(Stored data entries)
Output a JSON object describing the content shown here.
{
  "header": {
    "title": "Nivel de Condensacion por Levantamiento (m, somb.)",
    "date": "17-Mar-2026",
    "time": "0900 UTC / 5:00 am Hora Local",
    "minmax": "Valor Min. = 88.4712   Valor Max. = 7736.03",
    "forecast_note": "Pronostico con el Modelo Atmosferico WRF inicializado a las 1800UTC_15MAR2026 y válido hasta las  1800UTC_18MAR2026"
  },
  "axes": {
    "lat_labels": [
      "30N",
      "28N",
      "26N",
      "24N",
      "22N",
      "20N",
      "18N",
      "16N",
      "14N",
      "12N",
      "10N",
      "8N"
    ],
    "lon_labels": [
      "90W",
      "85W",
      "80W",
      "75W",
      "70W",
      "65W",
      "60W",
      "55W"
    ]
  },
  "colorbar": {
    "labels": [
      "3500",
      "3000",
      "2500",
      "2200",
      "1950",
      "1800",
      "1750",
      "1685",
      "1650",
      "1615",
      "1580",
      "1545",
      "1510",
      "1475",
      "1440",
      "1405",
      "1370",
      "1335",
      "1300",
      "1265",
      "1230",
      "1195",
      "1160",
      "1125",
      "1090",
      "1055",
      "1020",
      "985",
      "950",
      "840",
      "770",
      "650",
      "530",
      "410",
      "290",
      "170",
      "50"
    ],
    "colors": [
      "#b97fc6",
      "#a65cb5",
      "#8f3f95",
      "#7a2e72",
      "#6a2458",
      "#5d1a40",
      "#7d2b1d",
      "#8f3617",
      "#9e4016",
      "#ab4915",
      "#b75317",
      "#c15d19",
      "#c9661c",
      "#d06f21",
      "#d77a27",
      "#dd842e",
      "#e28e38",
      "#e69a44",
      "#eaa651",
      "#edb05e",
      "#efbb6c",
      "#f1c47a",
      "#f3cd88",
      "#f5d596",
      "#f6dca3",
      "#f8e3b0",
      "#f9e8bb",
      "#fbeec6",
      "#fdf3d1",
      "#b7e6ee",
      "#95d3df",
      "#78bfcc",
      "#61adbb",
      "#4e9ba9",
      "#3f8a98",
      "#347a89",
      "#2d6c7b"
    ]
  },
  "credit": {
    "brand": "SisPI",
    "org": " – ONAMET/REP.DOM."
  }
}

## [REQUIRED WORK]
Retype all of the entries precisely as they are.

## [THE COMPLETED TASK]
Output a JSON object describing the content shown here.
{
  "header": {
    "title": "Nivel de Condensacion por Levantamiento (m, somb.)",
    "date": "17-Mar-2026",
    "time": "0900 UTC / 5:00 am Hora Local",
    "minmax": "Valor Min. = 88.4712   Valor Max. = 7736.03",
    "forecast_note": "Pronostico con el Modelo Atmosferico WRF inicializado a las 1800UTC_15MAR2026 y válido hasta las  1800UTC_18MAR2026"
  },
  "axes": {
    "lat_labels": [
      "30N",
      "28N",
      "26N",
      "24N",
      "22N",
      "20N",
      "18N",
      "16N",
      "14N",
      "12N",
      "10N",
      "8N"
    ],
    "lon_labels": [
      "90W",
      "85W",
      "80W",
      "75W",
      "70W",
      "65W",
      "60W",
      "55W"
    ]
  },
  "colorbar": {
    "labels": [
      "3500",
      "3000",
      "2500",
      "2200",
      "1950",
      "1800",
      "1750",
      "1685",
      "1650",
      "1615",
      "1580",
      "1545",
      "1510",
      "1475",
      "1440",
      "1405",
      "1370",
      "1335",
      "1300",
      "1265",
      "1230",
      "1195",
      "1160",
      "1125",
      "1090",
      "1055",
      "1020",
      "985",
      "950",
      "840",
      "770",
      "650",
      "530",
      "410",
      "290",
      "170",
      "50"
    ],
    "colors": [
      "#b97fc6",
      "#a65cb5",
      "#8f3f95",
      "#7a2e72",
      "#6a2458",
      "#5d1a40",
      "#7d2b1d",
      "#8f3617",
      "#9e4016",
      "#ab4915",
      "#b75317",
      "#c15d19",
      "#c9661c",
      "#d06f21",
      "#d77a27",
      "#dd842e",
      "#e28e38",
      "#e69a44",
      "#eaa651",
      "#edb05e",
      "#efbb6c",
      "#f1c47a",
      "#f3cd88",
      "#f5d596",
      "#f6dca3",
      "#f8e3b0",
      "#f9e8bb",
      "#fbeec6",
      "#fdf3d1",
      "#b7e6ee",
      "#95d3df",
      "#78bfcc",
      "#61adbb",
      "#4e9ba9",
      "#3f8a98",
      "#347a89",
      "#2d6c7b"
    ]
  },
  "credit": {
    "brand": "SisPI",
    "org": " – ONAMET/REP.DOM."
  }
}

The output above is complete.